***** RECORDS SUPPLIED

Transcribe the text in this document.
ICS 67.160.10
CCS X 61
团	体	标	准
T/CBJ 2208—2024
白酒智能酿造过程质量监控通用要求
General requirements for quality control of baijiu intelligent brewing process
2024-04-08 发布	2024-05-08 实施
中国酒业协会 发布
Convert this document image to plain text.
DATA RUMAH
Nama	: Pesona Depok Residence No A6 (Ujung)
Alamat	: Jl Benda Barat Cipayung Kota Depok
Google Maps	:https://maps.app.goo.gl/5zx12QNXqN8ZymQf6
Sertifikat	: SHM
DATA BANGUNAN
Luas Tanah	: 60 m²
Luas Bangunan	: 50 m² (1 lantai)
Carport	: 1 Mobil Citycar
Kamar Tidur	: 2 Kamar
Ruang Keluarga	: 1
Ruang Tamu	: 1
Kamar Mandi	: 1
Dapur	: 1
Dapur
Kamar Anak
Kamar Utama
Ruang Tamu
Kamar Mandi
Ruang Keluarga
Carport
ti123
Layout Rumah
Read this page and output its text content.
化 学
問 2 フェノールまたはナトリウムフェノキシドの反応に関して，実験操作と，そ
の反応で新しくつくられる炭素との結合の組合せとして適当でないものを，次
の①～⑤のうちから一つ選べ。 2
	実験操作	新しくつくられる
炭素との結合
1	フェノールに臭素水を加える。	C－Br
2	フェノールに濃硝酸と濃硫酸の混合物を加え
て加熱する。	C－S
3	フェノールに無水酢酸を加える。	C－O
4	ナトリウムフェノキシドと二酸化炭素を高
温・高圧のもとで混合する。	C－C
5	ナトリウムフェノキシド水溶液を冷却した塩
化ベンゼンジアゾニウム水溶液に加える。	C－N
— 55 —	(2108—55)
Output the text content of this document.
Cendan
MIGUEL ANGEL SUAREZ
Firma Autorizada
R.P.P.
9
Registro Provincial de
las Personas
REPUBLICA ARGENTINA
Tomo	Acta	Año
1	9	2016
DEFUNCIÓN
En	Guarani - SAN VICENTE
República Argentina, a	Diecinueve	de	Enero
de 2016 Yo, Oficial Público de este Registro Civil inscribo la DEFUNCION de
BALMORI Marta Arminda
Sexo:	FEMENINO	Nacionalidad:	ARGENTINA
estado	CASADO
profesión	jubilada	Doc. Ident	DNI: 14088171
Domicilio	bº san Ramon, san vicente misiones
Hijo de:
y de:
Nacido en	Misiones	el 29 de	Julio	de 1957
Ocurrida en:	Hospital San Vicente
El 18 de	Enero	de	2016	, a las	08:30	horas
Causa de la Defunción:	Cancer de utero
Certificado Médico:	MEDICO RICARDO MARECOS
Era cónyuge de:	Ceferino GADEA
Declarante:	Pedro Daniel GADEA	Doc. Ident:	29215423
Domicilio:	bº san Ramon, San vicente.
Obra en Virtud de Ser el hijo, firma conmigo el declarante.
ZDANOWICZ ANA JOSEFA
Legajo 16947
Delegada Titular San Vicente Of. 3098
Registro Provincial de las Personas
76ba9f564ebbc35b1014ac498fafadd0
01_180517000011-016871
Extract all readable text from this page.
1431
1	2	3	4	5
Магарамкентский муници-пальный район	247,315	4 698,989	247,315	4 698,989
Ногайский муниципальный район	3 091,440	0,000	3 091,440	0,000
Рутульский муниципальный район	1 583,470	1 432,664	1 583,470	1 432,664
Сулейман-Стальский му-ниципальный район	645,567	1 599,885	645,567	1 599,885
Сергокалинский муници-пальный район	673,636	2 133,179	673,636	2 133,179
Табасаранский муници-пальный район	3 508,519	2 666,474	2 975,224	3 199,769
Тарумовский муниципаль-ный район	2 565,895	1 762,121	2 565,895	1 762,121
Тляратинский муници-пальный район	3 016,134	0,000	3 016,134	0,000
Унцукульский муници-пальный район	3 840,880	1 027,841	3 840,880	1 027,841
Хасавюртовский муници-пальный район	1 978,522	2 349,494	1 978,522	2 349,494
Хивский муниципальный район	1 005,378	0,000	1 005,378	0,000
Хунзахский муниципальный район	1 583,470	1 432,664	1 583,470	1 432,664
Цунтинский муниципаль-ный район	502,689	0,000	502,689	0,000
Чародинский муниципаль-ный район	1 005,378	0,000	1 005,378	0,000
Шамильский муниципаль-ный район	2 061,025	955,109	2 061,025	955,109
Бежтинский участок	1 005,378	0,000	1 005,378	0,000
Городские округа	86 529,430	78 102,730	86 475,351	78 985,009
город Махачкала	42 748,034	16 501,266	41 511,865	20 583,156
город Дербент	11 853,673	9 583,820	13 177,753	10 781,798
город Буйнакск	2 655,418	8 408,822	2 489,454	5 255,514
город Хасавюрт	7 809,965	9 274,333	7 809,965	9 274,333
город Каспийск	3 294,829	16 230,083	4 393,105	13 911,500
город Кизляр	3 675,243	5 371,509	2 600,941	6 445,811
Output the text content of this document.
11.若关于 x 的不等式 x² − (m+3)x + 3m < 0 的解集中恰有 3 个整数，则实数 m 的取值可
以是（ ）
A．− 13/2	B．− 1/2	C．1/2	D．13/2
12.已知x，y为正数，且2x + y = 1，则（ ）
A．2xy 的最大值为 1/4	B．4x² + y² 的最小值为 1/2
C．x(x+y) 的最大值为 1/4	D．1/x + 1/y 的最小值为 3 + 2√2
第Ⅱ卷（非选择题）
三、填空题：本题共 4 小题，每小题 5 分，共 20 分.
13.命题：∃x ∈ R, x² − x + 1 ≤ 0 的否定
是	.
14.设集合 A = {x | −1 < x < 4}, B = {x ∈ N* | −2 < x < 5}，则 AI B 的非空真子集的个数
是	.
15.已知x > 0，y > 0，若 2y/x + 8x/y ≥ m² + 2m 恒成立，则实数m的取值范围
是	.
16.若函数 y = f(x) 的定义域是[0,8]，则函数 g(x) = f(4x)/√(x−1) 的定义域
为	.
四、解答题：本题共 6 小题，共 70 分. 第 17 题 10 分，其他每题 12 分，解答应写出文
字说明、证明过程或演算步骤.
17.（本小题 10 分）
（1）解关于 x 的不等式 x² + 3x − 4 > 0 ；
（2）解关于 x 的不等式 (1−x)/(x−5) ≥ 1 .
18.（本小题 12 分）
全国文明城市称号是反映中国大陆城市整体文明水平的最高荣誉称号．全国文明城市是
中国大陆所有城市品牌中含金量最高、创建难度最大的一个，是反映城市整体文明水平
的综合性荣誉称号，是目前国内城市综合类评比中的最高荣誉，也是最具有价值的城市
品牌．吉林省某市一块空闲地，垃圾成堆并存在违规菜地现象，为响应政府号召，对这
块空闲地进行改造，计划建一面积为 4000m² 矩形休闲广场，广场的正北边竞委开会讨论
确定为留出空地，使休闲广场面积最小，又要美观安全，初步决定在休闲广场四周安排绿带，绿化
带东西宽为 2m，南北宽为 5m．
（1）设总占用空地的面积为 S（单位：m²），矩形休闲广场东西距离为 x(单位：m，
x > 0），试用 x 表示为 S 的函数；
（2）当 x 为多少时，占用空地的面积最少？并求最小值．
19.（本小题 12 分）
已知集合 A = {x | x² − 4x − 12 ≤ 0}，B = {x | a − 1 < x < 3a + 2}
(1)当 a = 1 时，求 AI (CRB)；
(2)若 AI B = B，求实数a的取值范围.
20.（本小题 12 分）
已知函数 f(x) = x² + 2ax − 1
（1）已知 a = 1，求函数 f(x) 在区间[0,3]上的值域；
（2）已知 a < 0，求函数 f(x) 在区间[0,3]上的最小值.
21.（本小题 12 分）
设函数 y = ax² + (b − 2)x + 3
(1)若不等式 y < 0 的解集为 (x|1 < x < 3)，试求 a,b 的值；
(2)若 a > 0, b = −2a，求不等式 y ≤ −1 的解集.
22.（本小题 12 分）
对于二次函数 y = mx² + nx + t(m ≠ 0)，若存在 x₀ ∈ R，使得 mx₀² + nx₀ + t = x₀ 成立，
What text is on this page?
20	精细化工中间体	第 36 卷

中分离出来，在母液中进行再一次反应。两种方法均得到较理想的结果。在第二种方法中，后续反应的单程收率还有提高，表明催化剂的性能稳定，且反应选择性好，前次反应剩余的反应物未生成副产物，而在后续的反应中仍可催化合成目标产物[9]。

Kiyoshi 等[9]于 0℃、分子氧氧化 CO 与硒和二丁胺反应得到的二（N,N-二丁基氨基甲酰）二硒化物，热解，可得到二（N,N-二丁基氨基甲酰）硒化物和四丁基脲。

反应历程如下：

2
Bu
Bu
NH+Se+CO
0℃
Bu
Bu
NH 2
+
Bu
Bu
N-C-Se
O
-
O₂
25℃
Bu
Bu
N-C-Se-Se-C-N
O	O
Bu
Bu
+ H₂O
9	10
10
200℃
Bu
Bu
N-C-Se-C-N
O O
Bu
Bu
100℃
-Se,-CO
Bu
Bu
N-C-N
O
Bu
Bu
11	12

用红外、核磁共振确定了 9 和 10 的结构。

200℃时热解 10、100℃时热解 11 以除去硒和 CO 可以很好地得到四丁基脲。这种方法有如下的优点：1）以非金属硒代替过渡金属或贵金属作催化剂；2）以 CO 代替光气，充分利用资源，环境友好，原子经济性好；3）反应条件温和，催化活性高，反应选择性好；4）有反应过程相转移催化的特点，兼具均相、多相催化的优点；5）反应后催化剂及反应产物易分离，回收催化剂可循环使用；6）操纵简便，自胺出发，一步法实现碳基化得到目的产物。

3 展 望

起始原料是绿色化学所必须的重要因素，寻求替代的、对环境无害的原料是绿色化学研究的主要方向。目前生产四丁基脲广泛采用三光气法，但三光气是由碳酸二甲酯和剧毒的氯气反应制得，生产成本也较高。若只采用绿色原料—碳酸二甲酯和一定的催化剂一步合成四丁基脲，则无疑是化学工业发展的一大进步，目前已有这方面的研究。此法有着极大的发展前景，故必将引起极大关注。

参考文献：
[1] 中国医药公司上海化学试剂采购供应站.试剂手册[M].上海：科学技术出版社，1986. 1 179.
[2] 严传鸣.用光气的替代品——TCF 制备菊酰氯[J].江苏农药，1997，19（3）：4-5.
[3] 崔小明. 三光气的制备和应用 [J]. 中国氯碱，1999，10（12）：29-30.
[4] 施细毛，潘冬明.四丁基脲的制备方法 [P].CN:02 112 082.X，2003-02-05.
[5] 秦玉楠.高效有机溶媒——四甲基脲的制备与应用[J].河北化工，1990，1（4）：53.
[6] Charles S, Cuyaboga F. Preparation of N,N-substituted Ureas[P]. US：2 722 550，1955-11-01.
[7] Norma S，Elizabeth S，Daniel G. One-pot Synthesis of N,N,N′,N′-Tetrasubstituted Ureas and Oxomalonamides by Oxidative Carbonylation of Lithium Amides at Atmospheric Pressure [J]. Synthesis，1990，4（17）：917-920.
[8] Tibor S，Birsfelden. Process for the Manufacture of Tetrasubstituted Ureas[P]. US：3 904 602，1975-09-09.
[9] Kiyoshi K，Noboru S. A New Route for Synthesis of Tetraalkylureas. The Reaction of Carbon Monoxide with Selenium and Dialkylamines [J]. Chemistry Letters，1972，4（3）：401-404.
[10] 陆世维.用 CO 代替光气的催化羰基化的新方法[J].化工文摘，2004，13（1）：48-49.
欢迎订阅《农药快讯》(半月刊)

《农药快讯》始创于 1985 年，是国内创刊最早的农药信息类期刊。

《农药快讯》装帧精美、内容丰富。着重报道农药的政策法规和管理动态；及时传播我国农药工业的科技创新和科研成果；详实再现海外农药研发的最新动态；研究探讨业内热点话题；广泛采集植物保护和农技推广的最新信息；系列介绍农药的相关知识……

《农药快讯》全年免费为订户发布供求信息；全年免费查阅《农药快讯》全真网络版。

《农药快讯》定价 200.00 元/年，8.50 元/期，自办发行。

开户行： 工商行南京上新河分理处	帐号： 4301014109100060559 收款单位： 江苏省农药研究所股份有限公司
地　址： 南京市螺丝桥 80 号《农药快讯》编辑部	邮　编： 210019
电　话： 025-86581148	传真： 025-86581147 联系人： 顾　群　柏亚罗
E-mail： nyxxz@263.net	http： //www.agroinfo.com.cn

**********

TASK OBJECTIVE => How many lines of these entries hold the string "Kamar"? Answer with the number alone.

OUTPUT BELOW => 5